INSTRUCTIONS TO FOLLOW: Print the entries that appear below, exactly as written and without their pictures.
--- Begin ---
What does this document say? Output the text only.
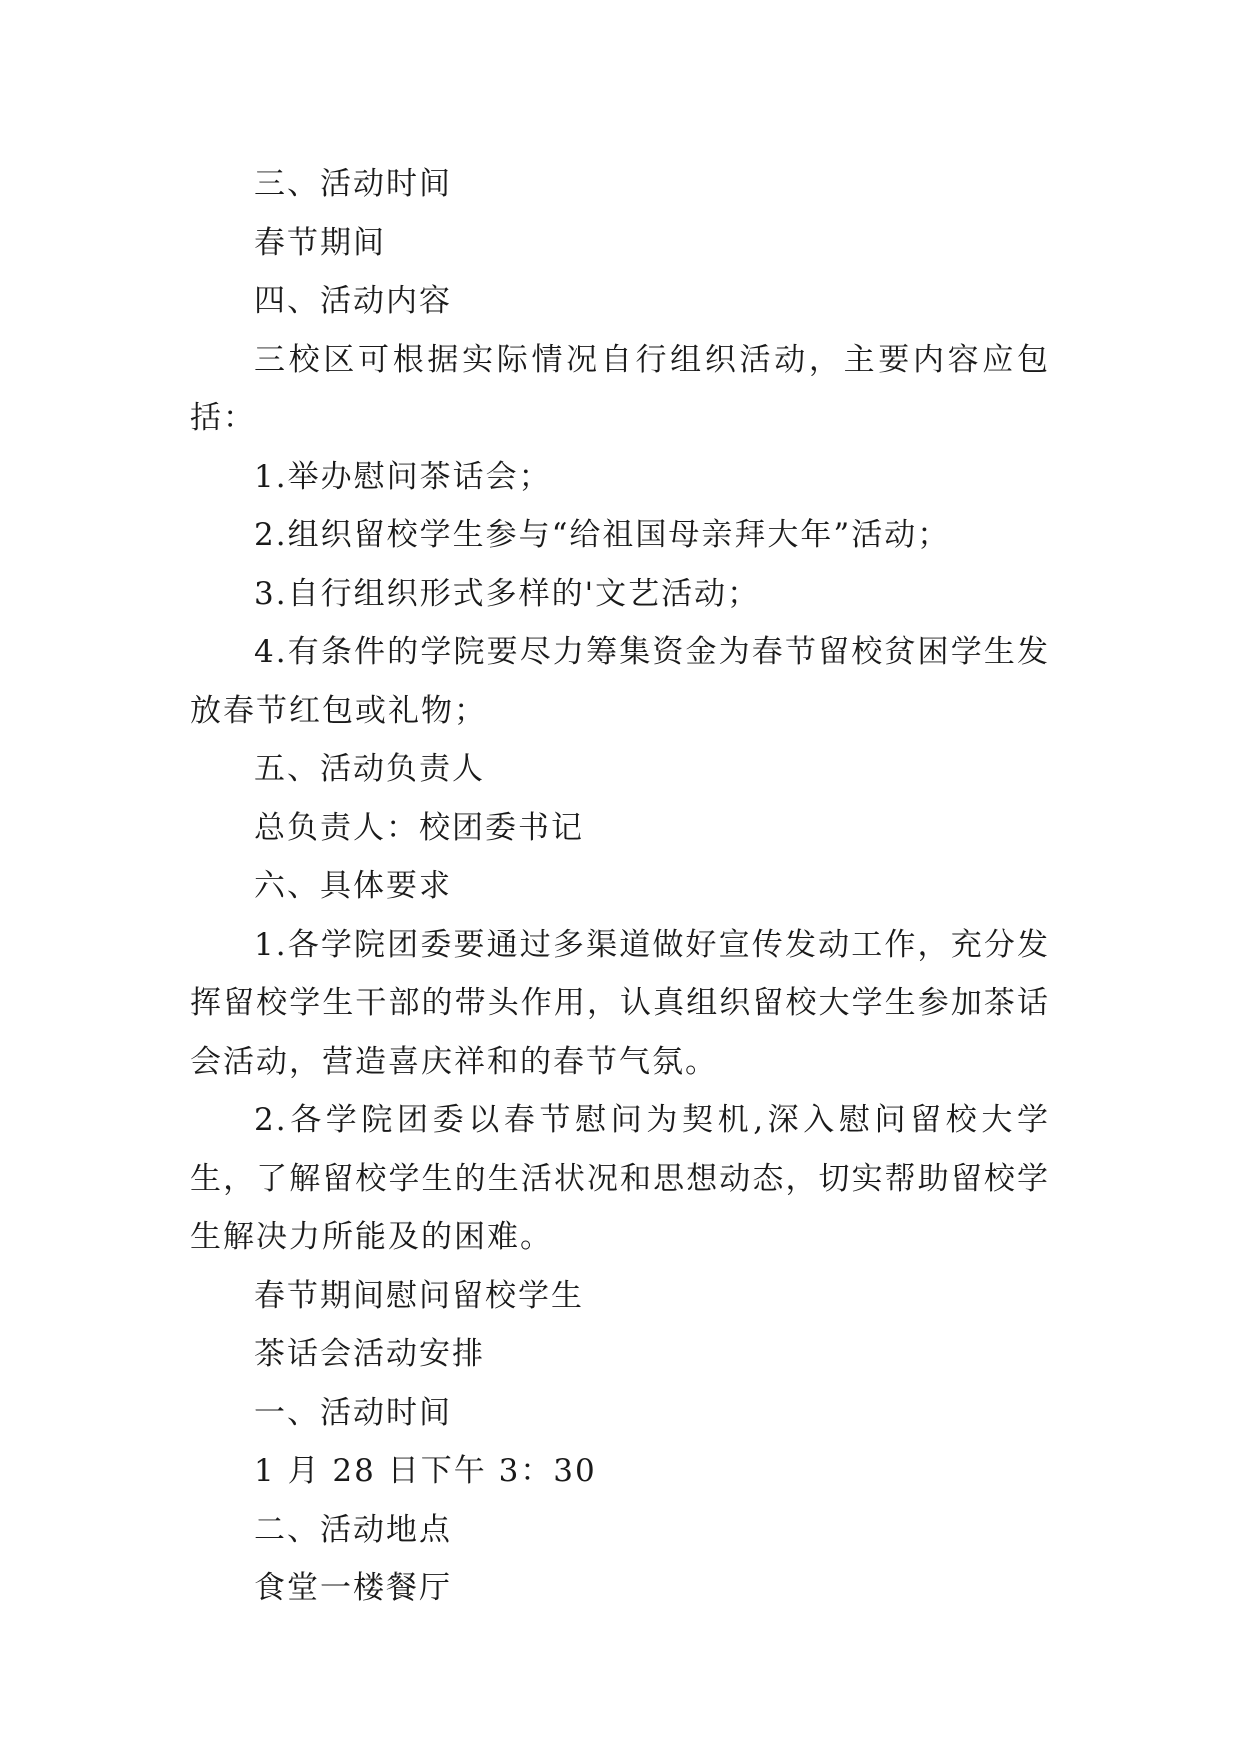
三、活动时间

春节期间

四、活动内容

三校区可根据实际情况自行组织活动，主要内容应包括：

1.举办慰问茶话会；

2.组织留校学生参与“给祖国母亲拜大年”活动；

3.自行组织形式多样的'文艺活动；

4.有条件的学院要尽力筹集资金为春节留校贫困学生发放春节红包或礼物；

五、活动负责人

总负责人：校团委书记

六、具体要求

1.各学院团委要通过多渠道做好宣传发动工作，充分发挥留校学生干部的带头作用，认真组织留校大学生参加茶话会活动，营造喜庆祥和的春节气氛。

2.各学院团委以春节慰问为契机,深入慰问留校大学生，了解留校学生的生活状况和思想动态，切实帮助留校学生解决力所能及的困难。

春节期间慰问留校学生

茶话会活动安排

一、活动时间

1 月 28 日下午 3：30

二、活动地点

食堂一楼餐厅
--- End ---
WORKED SOLUTION:
What does this document say? Output the text only.
三、活动时间

春节期间

四、活动内容

三校区可根据实际情况自行组织活动，主要内容应包括：

1.举办慰问茶话会；

2.组织留校学生参与“给祖国母亲拜大年”活动；

3.自行组织形式多样的'文艺活动；

4.有条件的学院要尽力筹集资金为春节留校贫困学生发放春节红包或礼物；

五、活动负责人

总负责人：校团委书记

六、具体要求

1.各学院团委要通过多渠道做好宣传发动工作，充分发挥留校学生干部的带头作用，认真组织留校大学生参加茶话会活动，营造喜庆祥和的春节气氛。

2.各学院团委以春节慰问为契机,深入慰问留校大学生，了解留校学生的生活状况和思想动态，切实帮助留校学生解决力所能及的困难。

春节期间慰问留校学生

茶话会活动安排

一、活动时间

1 月 28 日下午 3：30

二、活动地点

食堂一楼餐厅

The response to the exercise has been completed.